Task to complete
Return all of the entries below, word for word. Omit each picture.

Record excerpts

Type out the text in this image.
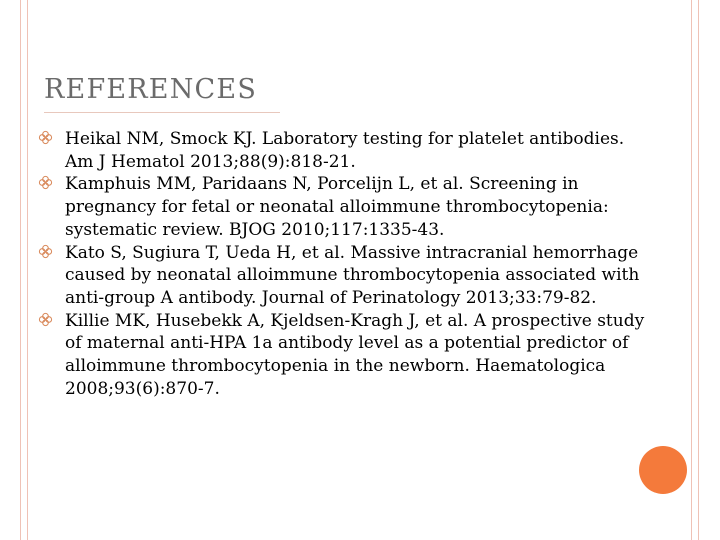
REFERENCES
Heikal NM, Smock KJ. Laboratory testing for platelet antibodies. Am J Hematol 2013;88(9):818-21.
Kamphuis MM, Paridaans N, Porcelijn L, et al. Screening in pregnancy for fetal or neonatal alloimmune thrombocytopenia: systematic review. BJOG 2010;117:1335-43.
Kato S, Sugiura T, Ueda H, et al. Massive intracranial hemorrhage caused by neonatal alloimmune thrombocytopenia associated with anti-group A antibody. Journal of Perinatology 2013;33:79-82.
Killie MK, Husebekk A, Kjeldsen-Kragh J, et al. A prospective study of maternal anti-HPA 1a antibody level as a potential predictor of alloimmune thrombocytopenia in the newborn. Haematologica 2008;93(6):870-7.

Your response
Type out the text in this image.
REFERENCES
Heikal NM, Smock KJ. Laboratory testing for platelet antibodies. Am J Hematol 2013;88(9):818-21.
Kamphuis MM, Paridaans N, Porcelijn L, et al. Screening in pregnancy for fetal or neonatal alloimmune thrombocytopenia: systematic review. BJOG 2010;117:1335-43.
Kato S, Sugiura T, Ueda H, et al. Massive intracranial hemorrhage caused by neonatal alloimmune thrombocytopenia associated with anti-group A antibody. Journal of Perinatology 2013;33:79-82.
Killie MK, Husebekk A, Kjeldsen-Kragh J, et al. A prospective study of maternal anti-HPA 1a antibody level as a potential predictor of alloimmune thrombocytopenia in the newborn. Haematologica 2008;93(6):870-7.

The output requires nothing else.